**ASSIGNED TASK 1**
Transcribe the portion of the comment thread about Mr. Slater that opens with the words containing "JerseyGirl89 said..." and closes with "Anonymous said...".
**ASSIGNED TASK 2**
Go on with the comment thread about Mr. Slater's outburst from the point where it stops.

There is an upside and a downside to every situation. What bothers me the most about the media coverage of Mr. Slater is that he is famous for all the wrong reasons - not because of his 20+ years of stellar service, or being a model employee, but because he got angry.

Regardless of the how or why he was angry will over time become irrelevant...because as he makes the rounds of the requisite reality/celebrity cycle: talk shows, hosts Saturday Night Live, gets a book deal, shows up as new American Idol judge, writes a book, is caught on tape screaming racist rants and ultimately ending up on Celebrity Rehab...we will all remember three things: he got mad, grabbed 2 beers and jumped.

Take This Job and SLIDE it! said...

You are completely correct, Ms. Minivan. Better him getting his 15 minutes than some other guy who goes and shoots his coworkers. I also think the reason it struck the nerve it did has to be due to the state of minds of the workers (and unemployed) in the states these days. Either you're out of work, you're getting fired or your getting famous for something like this. With the economy being as it is nowadays, it was just a matter of time before something like this popped up.

Take This Job and SLIDE it! said...

And I also apologize for my previous comments to you over an hour ago, they were unwarranted and pretty rude. I should have thought before I jumped down the slide of Internet anger... :) My apologies. :)

JerseyGirl89 said...

To the commenter that said "Why bother?" -- CUZ YOU ARE GETTING PAID. Plenty of people out of a job right now. Plenty of people frustrated. Plenty of people deal with crap from one person or another daily in their jobs (and everyone's customers are demanding more while wanting to pay less). You don't like the job you have, then simply quit and let someone else do it. Otherwise, you need to deal. I'm not saying being a flight attendant is easy. The airlines changing rules and nickel and diming are just pissing people off. But let's be clear: while entertaining, Slater's display is not heroic -- it is idiotic.

Keep it up MinivanGal! Good to have you back!

Anonymous said...

Did you remember to say please? My boyfriend forgets to add please to his requests in restaurants all the time. It always comes across as being a bit rude and demanding (at least in my opinion anyway). Sounds like she was just having a bad day though, or her feet were hurting, happens to us all!

gopman said...

**DATA UNDER STUDY**
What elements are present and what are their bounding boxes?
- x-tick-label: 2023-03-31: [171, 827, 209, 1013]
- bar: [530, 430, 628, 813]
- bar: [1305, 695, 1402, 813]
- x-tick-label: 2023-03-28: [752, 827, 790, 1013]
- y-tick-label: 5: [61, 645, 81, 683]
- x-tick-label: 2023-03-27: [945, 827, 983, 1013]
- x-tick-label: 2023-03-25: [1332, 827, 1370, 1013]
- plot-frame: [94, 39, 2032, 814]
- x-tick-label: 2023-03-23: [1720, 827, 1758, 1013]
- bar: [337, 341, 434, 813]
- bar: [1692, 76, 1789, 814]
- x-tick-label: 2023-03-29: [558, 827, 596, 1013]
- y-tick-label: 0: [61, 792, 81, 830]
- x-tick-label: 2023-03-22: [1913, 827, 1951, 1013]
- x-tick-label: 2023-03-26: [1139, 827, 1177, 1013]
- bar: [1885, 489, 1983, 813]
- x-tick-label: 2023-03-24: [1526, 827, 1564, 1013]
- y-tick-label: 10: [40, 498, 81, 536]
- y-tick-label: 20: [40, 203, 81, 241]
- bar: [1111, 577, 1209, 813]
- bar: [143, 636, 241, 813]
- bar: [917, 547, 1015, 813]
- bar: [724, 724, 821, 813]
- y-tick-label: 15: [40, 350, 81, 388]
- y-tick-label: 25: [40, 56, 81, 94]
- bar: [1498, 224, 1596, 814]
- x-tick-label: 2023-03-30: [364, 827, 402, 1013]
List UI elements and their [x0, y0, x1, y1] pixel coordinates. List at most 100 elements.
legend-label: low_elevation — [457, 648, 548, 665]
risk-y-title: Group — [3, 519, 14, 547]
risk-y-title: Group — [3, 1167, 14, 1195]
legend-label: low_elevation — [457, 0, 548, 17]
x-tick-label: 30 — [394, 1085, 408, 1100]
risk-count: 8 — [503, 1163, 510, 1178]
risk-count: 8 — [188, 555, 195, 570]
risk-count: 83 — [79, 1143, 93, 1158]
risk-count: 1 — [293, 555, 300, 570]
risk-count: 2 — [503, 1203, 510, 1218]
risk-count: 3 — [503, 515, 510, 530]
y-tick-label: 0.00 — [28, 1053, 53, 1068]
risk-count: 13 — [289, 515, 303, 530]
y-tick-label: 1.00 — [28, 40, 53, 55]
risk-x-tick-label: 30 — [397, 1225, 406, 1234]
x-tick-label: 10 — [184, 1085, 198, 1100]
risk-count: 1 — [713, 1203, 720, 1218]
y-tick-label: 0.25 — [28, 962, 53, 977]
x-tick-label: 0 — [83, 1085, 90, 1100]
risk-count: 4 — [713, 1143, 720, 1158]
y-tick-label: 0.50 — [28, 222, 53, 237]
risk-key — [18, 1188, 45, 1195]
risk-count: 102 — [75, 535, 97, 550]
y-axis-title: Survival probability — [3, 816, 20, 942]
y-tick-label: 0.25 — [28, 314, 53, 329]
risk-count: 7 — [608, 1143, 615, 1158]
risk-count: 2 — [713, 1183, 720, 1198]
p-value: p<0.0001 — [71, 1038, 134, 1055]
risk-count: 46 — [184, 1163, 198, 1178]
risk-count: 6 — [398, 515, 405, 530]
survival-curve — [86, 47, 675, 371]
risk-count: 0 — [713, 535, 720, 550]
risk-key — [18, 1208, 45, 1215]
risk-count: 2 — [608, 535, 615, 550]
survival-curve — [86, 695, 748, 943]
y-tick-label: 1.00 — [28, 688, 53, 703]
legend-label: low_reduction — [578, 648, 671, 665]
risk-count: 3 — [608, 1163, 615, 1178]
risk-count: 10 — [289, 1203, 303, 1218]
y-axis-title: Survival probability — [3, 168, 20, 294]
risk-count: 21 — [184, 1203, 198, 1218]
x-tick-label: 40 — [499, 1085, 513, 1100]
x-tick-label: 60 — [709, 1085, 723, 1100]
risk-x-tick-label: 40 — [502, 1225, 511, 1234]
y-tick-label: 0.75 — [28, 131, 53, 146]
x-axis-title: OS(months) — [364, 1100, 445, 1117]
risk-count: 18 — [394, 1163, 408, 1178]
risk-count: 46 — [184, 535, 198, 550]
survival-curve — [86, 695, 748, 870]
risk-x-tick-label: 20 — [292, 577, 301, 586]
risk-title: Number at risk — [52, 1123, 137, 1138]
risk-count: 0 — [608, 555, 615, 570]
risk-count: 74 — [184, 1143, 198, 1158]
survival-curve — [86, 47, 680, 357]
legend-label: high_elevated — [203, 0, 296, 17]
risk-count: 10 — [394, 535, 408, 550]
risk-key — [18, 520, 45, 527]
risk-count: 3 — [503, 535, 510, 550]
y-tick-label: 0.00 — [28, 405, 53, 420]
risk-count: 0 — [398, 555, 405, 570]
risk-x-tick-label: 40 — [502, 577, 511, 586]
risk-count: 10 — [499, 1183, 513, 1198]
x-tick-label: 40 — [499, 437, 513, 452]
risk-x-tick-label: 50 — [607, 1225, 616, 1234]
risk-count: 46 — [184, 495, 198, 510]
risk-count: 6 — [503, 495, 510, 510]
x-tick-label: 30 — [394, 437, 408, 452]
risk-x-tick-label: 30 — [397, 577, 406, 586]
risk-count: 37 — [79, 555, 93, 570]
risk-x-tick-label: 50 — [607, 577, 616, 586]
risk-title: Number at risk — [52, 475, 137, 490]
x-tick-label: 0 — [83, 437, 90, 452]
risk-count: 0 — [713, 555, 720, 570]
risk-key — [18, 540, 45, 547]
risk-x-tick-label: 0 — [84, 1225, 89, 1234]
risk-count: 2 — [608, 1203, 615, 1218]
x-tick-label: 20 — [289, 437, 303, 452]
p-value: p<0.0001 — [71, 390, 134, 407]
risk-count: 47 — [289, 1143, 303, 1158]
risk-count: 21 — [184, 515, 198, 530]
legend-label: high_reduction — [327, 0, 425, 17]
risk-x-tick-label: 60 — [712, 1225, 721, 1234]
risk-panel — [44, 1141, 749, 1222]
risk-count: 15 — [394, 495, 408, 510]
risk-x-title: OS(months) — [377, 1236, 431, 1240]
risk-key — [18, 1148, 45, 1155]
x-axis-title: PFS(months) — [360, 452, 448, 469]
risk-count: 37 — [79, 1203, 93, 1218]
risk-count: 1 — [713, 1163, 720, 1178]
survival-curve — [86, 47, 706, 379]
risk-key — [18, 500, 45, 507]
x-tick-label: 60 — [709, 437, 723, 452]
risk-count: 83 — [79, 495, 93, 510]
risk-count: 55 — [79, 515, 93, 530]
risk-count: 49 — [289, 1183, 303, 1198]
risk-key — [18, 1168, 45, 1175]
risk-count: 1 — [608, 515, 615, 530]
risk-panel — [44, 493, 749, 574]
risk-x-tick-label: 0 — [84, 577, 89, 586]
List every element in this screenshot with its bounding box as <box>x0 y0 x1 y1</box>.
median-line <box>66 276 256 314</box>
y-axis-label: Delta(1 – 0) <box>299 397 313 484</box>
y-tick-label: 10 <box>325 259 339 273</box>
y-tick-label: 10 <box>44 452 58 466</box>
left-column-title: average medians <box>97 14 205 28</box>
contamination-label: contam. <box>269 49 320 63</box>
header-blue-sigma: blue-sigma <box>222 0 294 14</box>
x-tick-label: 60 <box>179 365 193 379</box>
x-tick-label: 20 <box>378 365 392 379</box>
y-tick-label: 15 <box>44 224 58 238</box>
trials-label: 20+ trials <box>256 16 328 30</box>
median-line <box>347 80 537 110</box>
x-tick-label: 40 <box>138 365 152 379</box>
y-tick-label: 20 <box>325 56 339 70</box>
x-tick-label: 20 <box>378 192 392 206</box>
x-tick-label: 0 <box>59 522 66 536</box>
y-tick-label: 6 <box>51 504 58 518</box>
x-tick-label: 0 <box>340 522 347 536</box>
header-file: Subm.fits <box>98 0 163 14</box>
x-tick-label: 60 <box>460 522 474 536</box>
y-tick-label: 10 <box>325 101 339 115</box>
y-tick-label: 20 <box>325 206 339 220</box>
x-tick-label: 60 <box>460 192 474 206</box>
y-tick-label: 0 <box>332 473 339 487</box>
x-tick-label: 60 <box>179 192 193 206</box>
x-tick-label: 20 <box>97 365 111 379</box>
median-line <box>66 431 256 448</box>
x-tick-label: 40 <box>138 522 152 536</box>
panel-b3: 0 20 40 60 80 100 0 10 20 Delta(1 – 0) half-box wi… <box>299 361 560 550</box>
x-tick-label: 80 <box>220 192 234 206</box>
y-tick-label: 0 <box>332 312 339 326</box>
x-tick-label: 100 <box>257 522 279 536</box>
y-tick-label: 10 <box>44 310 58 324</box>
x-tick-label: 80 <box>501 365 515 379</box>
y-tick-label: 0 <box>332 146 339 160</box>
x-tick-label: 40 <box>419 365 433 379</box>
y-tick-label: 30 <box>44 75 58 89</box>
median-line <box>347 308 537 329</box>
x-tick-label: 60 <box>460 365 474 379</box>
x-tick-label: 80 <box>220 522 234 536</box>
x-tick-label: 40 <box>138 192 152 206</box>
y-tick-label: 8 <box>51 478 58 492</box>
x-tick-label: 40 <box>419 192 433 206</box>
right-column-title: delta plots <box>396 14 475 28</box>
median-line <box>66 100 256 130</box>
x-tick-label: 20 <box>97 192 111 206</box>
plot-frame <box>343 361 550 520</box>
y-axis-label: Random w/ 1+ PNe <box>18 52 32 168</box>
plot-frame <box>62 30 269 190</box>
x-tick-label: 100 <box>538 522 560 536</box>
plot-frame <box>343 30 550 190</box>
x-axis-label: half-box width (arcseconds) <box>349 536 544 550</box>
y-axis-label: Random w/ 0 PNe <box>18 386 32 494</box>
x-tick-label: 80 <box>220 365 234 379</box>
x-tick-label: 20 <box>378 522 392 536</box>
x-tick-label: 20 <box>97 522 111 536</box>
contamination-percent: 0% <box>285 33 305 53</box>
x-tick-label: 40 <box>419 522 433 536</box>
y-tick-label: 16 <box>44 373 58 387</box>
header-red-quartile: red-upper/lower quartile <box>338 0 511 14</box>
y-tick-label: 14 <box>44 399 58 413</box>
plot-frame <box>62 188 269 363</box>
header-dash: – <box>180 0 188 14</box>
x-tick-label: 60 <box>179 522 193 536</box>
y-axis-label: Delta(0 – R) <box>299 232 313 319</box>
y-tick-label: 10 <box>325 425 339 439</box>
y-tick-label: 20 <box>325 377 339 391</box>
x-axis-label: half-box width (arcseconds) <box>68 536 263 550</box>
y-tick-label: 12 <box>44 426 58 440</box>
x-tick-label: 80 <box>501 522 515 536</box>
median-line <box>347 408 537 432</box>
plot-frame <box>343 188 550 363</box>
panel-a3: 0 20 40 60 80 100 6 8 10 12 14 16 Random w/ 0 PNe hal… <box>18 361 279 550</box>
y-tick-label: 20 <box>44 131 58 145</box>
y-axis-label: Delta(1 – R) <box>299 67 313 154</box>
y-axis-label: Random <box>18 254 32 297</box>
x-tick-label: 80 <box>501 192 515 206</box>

**ANSWER SECTION 1**
JerseyGirl89 said...

To the commenter that said "Why bother?" -- CUZ YOU ARE GETTING PAID. Plenty of people out of a job right now. Plenty of people frustrated. Plenty of people deal with crap from one person or another daily in their jobs (and everyone's customers are demanding more while wanting to pay less). You don't like the job you have, then simply quit and let someone else do it. Otherwise, you need to deal. I'm not saying being a flight attendant is easy. The airlines changing rules and nickel and diming are just pissing people off. But let's be clear: while entertaining, Slater's display is not heroic -- it is idiotic.

Keep it up MinivanGal! Good to have you back!

Anonymous said...

**ANSWER SECTION 2**
Minivan Gal, you are wrong when you say Steven Slater is only garnering sympathy for getting angry, and not for his exemplary work for JetBlue. People respond to him because of the COMBINATION of the two.

If he'd been a crappy or even middling/average employee who flipped his lid, he would have been unanimously ripped to shreds across all forms of media. But because he was a stellar employee who justifiably felt he was being abused, that resonated with many people who support him.

And I suspect your waitress was no Steven Slater. I doubt she was a stellar employee who felt unfairly pushed to the edge. She sounds like she would have behaved exactly the same way whether Steven Slater had been plastered all over the media or not.

Anonymous said...

Ms Minivan: Pregnancy is not only NOT a handicap, it IS a choice. You choose to be pregnant, travel while pregnant, and bring along a bag you can't lift, WHY should someone else help you? And once you have the brat, you'll be expecting others to carry your stroller up the stairs. You're right, women were having babies in rice paddies centuries ago--the difference between them & you is they didn't have the sense of entitlement you have. Grow up, or quit breeding!

JerseyGirl89 said...

Dude, I don't think wanting people to be civil and courteous is entitlement. For example, being old isn't a handicap -- would you sit there with your head phones on and watch an elderly person struggle to put their bag up? Why does everyone have to be so angry all the time? Do something unexpectedly nice for someone else for once!

minivan gal said...

All you haters out there....

You need to GRAB TWO BEERS and GET LAID!

I never said pregnancy was a handicap or suggested that is was...but I am starting to think that a lack of civility is!